Do this: Reproduce all the entries precisely.

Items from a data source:
*-*-*

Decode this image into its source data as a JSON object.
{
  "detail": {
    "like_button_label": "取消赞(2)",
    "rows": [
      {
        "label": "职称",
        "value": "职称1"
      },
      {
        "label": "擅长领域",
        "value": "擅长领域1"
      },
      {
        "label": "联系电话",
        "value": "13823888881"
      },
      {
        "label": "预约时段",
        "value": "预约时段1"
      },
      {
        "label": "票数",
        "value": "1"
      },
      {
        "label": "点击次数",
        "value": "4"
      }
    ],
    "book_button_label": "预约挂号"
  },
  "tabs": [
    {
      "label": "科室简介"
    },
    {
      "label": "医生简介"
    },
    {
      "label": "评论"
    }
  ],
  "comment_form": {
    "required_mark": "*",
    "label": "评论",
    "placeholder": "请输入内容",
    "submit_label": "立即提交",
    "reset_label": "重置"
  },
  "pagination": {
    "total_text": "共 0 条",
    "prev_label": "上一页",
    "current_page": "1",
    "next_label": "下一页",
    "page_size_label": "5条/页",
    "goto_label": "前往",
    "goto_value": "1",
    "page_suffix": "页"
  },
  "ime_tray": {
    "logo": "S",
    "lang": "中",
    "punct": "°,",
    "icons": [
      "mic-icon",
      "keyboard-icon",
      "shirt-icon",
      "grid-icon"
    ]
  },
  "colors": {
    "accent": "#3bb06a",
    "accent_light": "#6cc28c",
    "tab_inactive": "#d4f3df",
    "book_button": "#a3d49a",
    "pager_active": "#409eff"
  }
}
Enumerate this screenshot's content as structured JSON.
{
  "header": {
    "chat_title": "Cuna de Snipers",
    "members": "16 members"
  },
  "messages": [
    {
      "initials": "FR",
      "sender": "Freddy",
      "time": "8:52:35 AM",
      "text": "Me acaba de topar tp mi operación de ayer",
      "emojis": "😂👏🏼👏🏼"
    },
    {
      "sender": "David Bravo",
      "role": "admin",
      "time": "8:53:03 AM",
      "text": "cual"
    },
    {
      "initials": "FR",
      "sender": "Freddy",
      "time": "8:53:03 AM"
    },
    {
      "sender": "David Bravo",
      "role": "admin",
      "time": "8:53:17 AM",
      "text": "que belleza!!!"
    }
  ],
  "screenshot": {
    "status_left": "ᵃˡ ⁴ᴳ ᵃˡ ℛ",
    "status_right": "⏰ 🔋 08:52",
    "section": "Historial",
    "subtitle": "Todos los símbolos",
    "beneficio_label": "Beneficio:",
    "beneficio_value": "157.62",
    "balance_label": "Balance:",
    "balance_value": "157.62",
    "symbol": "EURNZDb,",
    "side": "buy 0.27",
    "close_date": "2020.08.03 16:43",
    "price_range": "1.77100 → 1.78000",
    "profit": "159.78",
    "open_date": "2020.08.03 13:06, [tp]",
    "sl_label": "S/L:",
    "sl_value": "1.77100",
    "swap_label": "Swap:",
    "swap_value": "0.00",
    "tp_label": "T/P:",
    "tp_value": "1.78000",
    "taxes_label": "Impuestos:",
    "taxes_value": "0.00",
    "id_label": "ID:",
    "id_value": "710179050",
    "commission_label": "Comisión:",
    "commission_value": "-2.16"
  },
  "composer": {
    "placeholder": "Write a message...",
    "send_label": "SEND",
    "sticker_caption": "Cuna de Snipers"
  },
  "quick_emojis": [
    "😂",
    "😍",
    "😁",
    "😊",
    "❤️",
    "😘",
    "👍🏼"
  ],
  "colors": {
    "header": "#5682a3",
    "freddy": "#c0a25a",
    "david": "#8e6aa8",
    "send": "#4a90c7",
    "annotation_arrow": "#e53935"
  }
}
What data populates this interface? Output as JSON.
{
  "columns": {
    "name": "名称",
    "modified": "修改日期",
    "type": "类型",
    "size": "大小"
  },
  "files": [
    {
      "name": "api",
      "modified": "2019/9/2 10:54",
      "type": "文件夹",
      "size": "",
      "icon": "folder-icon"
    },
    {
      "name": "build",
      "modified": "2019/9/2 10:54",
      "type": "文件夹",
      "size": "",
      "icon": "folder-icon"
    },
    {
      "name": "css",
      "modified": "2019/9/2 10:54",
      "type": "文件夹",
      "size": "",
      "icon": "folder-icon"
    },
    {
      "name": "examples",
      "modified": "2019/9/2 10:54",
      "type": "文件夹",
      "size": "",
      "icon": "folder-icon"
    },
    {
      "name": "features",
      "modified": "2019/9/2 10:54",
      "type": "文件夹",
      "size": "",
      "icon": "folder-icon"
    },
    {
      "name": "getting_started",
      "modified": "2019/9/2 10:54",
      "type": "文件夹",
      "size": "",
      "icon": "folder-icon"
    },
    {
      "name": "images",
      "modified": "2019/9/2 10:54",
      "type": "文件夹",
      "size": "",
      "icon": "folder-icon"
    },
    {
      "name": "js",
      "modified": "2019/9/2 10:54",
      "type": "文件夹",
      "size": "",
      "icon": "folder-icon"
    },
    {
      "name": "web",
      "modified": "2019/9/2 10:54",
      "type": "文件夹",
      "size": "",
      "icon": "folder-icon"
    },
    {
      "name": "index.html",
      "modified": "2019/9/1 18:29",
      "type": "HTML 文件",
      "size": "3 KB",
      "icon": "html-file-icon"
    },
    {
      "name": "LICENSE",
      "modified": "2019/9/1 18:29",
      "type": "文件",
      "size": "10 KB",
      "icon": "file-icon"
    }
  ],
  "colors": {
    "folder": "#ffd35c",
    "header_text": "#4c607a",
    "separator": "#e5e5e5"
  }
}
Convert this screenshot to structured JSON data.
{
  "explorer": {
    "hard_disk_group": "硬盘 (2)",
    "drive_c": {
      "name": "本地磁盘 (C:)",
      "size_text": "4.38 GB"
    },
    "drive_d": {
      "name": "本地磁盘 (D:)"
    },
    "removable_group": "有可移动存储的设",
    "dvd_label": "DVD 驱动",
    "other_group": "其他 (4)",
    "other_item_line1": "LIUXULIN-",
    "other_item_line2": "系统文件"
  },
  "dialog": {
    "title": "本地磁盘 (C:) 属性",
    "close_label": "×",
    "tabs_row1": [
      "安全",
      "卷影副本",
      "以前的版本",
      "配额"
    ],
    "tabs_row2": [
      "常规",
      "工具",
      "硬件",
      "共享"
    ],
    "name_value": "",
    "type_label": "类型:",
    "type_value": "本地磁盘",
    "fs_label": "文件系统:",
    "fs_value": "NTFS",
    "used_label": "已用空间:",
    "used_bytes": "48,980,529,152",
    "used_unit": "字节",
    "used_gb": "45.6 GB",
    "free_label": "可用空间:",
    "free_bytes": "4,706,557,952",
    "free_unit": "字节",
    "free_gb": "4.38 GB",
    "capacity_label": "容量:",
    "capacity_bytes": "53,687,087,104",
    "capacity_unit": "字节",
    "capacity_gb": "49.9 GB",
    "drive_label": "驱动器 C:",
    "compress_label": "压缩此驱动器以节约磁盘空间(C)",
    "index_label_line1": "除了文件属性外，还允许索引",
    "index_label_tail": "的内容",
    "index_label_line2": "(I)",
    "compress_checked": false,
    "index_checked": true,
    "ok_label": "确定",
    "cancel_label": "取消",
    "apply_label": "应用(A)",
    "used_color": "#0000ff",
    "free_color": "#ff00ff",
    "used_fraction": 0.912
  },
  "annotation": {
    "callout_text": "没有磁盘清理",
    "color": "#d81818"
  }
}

*-*-*

Complete response:
Decode this image into its source data as a JSON object.
{
  "detail": {
    "like_button_label": "取消赞(2)",
    "rows": [
      {
        "label": "职称",
        "value": "职称1"
      },
      {
        "label": "擅长领域",
        "value": "擅长领域1"
      },
      {
        "label": "联系电话",
        "value": "13823888881"
      },
      {
        "label": "预约时段",
        "value": "预约时段1"
      },
      {
        "label": "票数",
        "value": "1"
      },
      {
        "label": "点击次数",
        "value": "4"
      }
    ],
    "book_button_label": "预约挂号"
  },
  "tabs": [
    {
      "label": "科室简介"
    },
    {
      "label": "医生简介"
    },
    {
      "label": "评论"
    }
  ],
  "comment_form": {
    "required_mark": "*",
    "label": "评论",
    "placeholder": "请输入内容",
    "submit_label": "立即提交",
    "reset_label": "重置"
  },
  "pagination": {
    "total_text": "共 0 条",
    "prev_label": "上一页",
    "current_page": "1",
    "next_label": "下一页",
    "page_size_label": "5条/页",
    "goto_label": "前往",
    "goto_value": "1",
    "page_suffix": "页"
  },
  "ime_tray": {
    "logo": "S",
    "lang": "中",
    "punct": "°,",
    "icons": [
      "mic-icon",
      "keyboard-icon",
      "shirt-icon",
      "grid-icon"
    ]
  },
  "colors": {
    "accent": "#3bb06a",
    "accent_light": "#6cc28c",
    "tab_inactive": "#d4f3df",
    "book_button": "#a3d49a",
    "pager_active": "#409eff"
  }
}
Enumerate this screenshot's content as structured JSON.
{
  "header": {
    "chat_title": "Cuna de Snipers",
    "members": "16 members"
  },
  "messages": [
    {
      "initials": "FR",
      "sender": "Freddy",
      "time": "8:52:35 AM",
      "text": "Me acaba de topar tp mi operación de ayer",
      "emojis": "😂👏🏼👏🏼"
    },
    {
      "sender": "David Bravo",
      "role": "admin",
      "time": "8:53:03 AM",
      "text": "cual"
    },
    {
      "initials": "FR",
      "sender": "Freddy",
      "time": "8:53:03 AM"
    },
    {
      "sender": "David Bravo",
      "role": "admin",
      "time": "8:53:17 AM",
      "text": "que belleza!!!"
    }
  ],
  "screenshot": {
    "status_left": "ᵃˡ ⁴ᴳ ᵃˡ ℛ",
    "status_right": "⏰ 🔋 08:52",
    "section": "Historial",
    "subtitle": "Todos los símbolos",
    "beneficio_label": "Beneficio:",
    "beneficio_value": "157.62",
    "balance_label": "Balance:",
    "balance_value": "157.62",
    "symbol": "EURNZDb,",
    "side": "buy 0.27",
    "close_date": "2020.08.03 16:43",
    "price_range": "1.77100 → 1.78000",
    "profit": "159.78",
    "open_date": "2020.08.03 13:06, [tp]",
    "sl_label": "S/L:",
    "sl_value": "1.77100",
    "swap_label": "Swap:",
    "swap_value": "0.00",
    "tp_label": "T/P:",
    "tp_value": "1.78000",
    "taxes_label": "Impuestos:",
    "taxes_value": "0.00",
    "id_label": "ID:",
    "id_value": "710179050",
    "commission_label": "Comisión:",
    "commission_value": "-2.16"
  },
  "composer": {
    "placeholder": "Write a message...",
    "send_label": "SEND",
    "sticker_caption": "Cuna de Snipers"
  },
  "quick_emojis": [
    "😂",
    "😍",
    "😁",
    "😊",
    "❤️",
    "😘",
    "👍🏼"
  ],
  "colors": {
    "header": "#5682a3",
    "freddy": "#c0a25a",
    "david": "#8e6aa8",
    "send": "#4a90c7",
    "annotation_arrow": "#e53935"
  }
}
What data populates this interface? Output as JSON.
{
  "columns": {
    "name": "名称",
    "modified": "修改日期",
    "type": "类型",
    "size": "大小"
  },
  "files": [
    {
      "name": "api",
      "modified": "2019/9/2 10:54",
      "type": "文件夹",
      "size": "",
      "icon": "folder-icon"
    },
    {
      "name": "build",
      "modified": "2019/9/2 10:54",
      "type": "文件夹",
      "size": "",
      "icon": "folder-icon"
    },
    {
      "name": "css",
      "modified": "2019/9/2 10:54",
      "type": "文件夹",
      "size": "",
      "icon": "folder-icon"
    },
    {
      "name": "examples",
      "modified": "2019/9/2 10:54",
      "type": "文件夹",
      "size": "",
      "icon": "folder-icon"
    },
    {
      "name": "features",
      "modified": "2019/9/2 10:54",
      "type": "文件夹",
      "size": "",
      "icon": "folder-icon"
    },
    {
      "name": "getting_started",
      "modified": "2019/9/2 10:54",
      "type": "文件夹",
      "size": "",
      "icon": "folder-icon"
    },
    {
      "name": "images",
      "modified": "2019/9/2 10:54",
      "type": "文件夹",
      "size": "",
      "icon": "folder-icon"
    },
    {
      "name": "js",
      "modified": "2019/9/2 10:54",
      "type": "文件夹",
      "size": "",
      "icon": "folder-icon"
    },
    {
      "name": "web",
      "modified": "2019/9/2 10:54",
      "type": "文件夹",
      "size": "",
      "icon": "folder-icon"
    },
    {
      "name": "index.html",
      "modified": "2019/9/1 18:29",
      "type": "HTML 文件",
      "size": "3 KB",
      "icon": "html-file-icon"
    },
    {
      "name": "LICENSE",
      "modified": "2019/9/1 18:29",
      "type": "文件",
      "size": "10 KB",
      "icon": "file-icon"
    }
  ],
  "colors": {
    "folder": "#ffd35c",
    "header_text": "#4c607a",
    "separator": "#e5e5e5"
  }
}
Convert this screenshot to structured JSON data.
{
  "explorer": {
    "hard_disk_group": "硬盘 (2)",
    "drive_c": {
      "name": "本地磁盘 (C:)",
      "size_text": "4.38 GB"
    },
    "drive_d": {
      "name": "本地磁盘 (D:)"
    },
    "removable_group": "有可移动存储的设",
    "dvd_label": "DVD 驱动",
    "other_group": "其他 (4)",
    "other_item_line1": "LIUXULIN-",
    "other_item_line2": "系统文件"
  },
  "dialog": {
    "title": "本地磁盘 (C:) 属性",
    "close_label": "×",
    "tabs_row1": [
      "安全",
      "卷影副本",
      "以前的版本",
      "配额"
    ],
    "tabs_row2": [
      "常规",
      "工具",
      "硬件",
      "共享"
    ],
    "name_value": "",
    "type_label": "类型:",
    "type_value": "本地磁盘",
    "fs_label": "文件系统:",
    "fs_value": "NTFS",
    "used_label": "已用空间:",
    "used_bytes": "48,980,529,152",
    "used_unit": "字节",
    "used_gb": "45.6 GB",
    "free_label": "可用空间:",
    "free_bytes": "4,706,557,952",
    "free_unit": "字节",
    "free_gb": "4.38 GB",
    "capacity_label": "容量:",
    "capacity_bytes": "53,687,087,104",
    "capacity_unit": "字节",
    "capacity_gb": "49.9 GB",
    "drive_label": "驱动器 C:",
    "compress_label": "压缩此驱动器以节约磁盘空间(C)",
    "index_label_line1": "除了文件属性外，还允许索引",
    "index_label_tail": "的内容",
    "index_label_line2": "(I)",
    "compress_checked": false,
    "index_checked": true,
    "ok_label": "确定",
    "cancel_label": "取消",
    "apply_label": "应用(A)",
    "used_color": "#0000ff",
    "free_color": "#ff00ff",
    "used_fraction": 0.912
  },
  "annotation": {
    "callout_text": "没有磁盘清理",
    "color": "#d81818"
  }
}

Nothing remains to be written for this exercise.